OBJECTIVE: Identify every line containing the word "crystal" and reproduce each one.

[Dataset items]
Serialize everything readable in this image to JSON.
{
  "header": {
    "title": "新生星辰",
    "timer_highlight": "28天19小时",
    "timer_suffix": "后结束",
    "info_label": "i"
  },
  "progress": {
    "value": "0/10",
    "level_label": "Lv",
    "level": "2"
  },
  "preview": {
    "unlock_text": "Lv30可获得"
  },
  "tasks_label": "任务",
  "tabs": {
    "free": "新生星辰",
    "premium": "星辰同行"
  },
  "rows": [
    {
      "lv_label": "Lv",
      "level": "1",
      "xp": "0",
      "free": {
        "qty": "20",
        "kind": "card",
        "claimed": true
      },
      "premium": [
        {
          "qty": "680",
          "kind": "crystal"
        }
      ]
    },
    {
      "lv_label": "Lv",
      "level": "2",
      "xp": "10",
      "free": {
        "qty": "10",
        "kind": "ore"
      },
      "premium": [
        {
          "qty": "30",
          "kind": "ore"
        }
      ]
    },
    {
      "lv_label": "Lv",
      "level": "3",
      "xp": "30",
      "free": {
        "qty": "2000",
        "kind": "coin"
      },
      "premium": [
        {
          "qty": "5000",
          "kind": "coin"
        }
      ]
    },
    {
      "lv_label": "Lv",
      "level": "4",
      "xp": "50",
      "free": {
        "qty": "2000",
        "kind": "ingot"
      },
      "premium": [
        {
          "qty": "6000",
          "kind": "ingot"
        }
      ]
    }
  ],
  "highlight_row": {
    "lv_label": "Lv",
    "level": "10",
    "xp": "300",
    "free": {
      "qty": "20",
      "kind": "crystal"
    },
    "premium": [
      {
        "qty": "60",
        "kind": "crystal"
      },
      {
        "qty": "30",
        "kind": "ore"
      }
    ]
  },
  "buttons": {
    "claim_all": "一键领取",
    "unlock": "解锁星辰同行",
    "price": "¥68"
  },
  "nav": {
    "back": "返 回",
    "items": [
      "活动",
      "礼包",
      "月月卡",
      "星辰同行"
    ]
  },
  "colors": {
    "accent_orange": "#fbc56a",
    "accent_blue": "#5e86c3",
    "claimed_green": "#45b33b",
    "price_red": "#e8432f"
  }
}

REPLY TO THE EXERCISE:
          "kind": "crystal"
      "kind": "crystal"
        "kind": "crystal"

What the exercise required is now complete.